§ **PROBLEM DESCRIPTION**
Reproduce all the entries precisely.
## Begin DATA IN THIS EXERCISE
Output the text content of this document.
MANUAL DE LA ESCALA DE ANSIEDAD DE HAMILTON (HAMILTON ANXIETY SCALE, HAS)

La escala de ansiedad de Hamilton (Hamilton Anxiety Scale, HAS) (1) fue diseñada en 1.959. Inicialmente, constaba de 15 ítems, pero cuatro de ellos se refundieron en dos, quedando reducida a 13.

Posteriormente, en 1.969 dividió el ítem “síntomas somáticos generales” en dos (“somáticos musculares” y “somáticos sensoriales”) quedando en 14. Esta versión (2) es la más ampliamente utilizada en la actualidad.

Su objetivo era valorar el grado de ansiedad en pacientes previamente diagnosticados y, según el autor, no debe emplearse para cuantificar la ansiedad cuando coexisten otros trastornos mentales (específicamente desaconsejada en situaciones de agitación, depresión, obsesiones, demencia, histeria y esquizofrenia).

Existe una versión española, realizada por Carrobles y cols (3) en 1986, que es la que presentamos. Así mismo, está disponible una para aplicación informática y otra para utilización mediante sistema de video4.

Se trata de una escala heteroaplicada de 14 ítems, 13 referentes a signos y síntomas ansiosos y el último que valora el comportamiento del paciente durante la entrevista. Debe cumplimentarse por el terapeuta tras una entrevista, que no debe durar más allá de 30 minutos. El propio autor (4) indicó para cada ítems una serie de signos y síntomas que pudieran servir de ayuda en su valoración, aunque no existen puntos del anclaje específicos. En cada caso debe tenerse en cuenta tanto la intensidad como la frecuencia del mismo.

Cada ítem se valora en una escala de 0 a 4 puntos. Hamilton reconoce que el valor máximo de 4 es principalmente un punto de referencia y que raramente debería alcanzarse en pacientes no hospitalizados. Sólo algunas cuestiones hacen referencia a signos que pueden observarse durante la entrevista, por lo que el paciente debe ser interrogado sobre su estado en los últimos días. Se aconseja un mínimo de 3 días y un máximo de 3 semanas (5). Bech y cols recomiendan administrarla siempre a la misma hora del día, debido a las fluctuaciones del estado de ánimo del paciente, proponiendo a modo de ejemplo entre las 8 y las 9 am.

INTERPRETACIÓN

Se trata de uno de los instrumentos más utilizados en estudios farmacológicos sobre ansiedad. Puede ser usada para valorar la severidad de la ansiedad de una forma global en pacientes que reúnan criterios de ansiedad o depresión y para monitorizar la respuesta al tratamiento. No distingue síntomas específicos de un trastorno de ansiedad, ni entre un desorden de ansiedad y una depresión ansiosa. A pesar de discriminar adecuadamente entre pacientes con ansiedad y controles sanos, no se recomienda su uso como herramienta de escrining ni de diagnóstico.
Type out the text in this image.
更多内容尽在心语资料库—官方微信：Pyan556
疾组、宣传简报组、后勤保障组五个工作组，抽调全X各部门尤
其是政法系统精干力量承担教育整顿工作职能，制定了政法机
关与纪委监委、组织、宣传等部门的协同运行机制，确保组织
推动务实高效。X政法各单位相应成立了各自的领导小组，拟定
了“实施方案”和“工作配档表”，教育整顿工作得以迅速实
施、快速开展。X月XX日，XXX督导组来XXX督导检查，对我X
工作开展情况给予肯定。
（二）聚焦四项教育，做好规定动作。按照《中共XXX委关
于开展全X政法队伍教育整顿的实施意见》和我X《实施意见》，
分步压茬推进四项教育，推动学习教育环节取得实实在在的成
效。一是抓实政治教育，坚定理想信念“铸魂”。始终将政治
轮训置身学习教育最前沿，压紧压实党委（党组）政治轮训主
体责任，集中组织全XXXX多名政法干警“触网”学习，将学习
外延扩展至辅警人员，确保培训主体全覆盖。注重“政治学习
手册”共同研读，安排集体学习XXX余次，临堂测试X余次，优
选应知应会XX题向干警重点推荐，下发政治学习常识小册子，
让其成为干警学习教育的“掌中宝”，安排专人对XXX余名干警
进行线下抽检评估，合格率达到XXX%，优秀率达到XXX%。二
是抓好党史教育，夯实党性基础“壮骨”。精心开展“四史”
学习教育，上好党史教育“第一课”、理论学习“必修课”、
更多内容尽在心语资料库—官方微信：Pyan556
## End DATA IN THIS EXERCISE
§ **RESULT FOR THIS TASK**
Output the text content of this document.
MANUAL DE LA ESCALA DE ANSIEDAD DE HAMILTON (HAMILTON ANXIETY SCALE, HAS)

La escala de ansiedad de Hamilton (Hamilton Anxiety Scale, HAS) (1) fue diseñada en 1.959. Inicialmente, constaba de 15 ítems, pero cuatro de ellos se refundieron en dos, quedando reducida a 13.

Posteriormente, en 1.969 dividió el ítem “síntomas somáticos generales” en dos (“somáticos musculares” y “somáticos sensoriales”) quedando en 14. Esta versión (2) es la más ampliamente utilizada en la actualidad.

Su objetivo era valorar el grado de ansiedad en pacientes previamente diagnosticados y, según el autor, no debe emplearse para cuantificar la ansiedad cuando coexisten otros trastornos mentales (específicamente desaconsejada en situaciones de agitación, depresión, obsesiones, demencia, histeria y esquizofrenia).

Existe una versión española, realizada por Carrobles y cols (3) en 1986, que es la que presentamos. Así mismo, está disponible una para aplicación informática y otra para utilización mediante sistema de video4.

Se trata de una escala heteroaplicada de 14 ítems, 13 referentes a signos y síntomas ansiosos y el último que valora el comportamiento del paciente durante la entrevista. Debe cumplimentarse por el terapeuta tras una entrevista, que no debe durar más allá de 30 minutos. El propio autor (4) indicó para cada ítems una serie de signos y síntomas que pudieran servir de ayuda en su valoración, aunque no existen puntos del anclaje específicos. En cada caso debe tenerse en cuenta tanto la intensidad como la frecuencia del mismo.

Cada ítem se valora en una escala de 0 a 4 puntos. Hamilton reconoce que el valor máximo de 4 es principalmente un punto de referencia y que raramente debería alcanzarse en pacientes no hospitalizados. Sólo algunas cuestiones hacen referencia a signos que pueden observarse durante la entrevista, por lo que el paciente debe ser interrogado sobre su estado en los últimos días. Se aconseja un mínimo de 3 días y un máximo de 3 semanas (5). Bech y cols recomiendan administrarla siempre a la misma hora del día, debido a las fluctuaciones del estado de ánimo del paciente, proponiendo a modo de ejemplo entre las 8 y las 9 am.

INTERPRETACIÓN

Se trata de uno de los instrumentos más utilizados en estudios farmacológicos sobre ansiedad. Puede ser usada para valorar la severidad de la ansiedad de una forma global en pacientes que reúnan criterios de ansiedad o depresión y para monitorizar la respuesta al tratamiento. No distingue síntomas específicos de un trastorno de ansiedad, ni entre un desorden de ansiedad y una depresión ansiosa. A pesar de discriminar adecuadamente entre pacientes con ansiedad y controles sanos, no se recomienda su uso como herramienta de escrining ni de diagnóstico.
Type out the text in this image.
更多内容尽在心语资料库—官方微信：Pyan556
疾组、宣传简报组、后勤保障组五个工作组，抽调全X各部门尤
其是政法系统精干力量承担教育整顿工作职能，制定了政法机
关与纪委监委、组织、宣传等部门的协同运行机制，确保组织
推动务实高效。X政法各单位相应成立了各自的领导小组，拟定
了“实施方案”和“工作配档表”，教育整顿工作得以迅速实
施、快速开展。X月XX日，XXX督导组来XXX督导检查，对我X
工作开展情况给予肯定。
（二）聚焦四项教育，做好规定动作。按照《中共XXX委关
于开展全X政法队伍教育整顿的实施意见》和我X《实施意见》，
分步压茬推进四项教育，推动学习教育环节取得实实在在的成
效。一是抓实政治教育，坚定理想信念“铸魂”。始终将政治
轮训置身学习教育最前沿，压紧压实党委（党组）政治轮训主
体责任，集中组织全XXXX多名政法干警“触网”学习，将学习
外延扩展至辅警人员，确保培训主体全覆盖。注重“政治学习
手册”共同研读，安排集体学习XXX余次，临堂测试X余次，优
选应知应会XX题向干警重点推荐，下发政治学习常识小册子，
让其成为干警学习教育的“掌中宝”，安排专人对XXX余名干警
进行线下抽检评估，合格率达到XXX%，优秀率达到XXX%。二
是抓好党史教育，夯实党性基础“壮骨”。精心开展“四史”
学习教育，上好党史教育“第一课”、理论学习“必修课”、
更多内容尽在心语资料库—官方微信：Pyan556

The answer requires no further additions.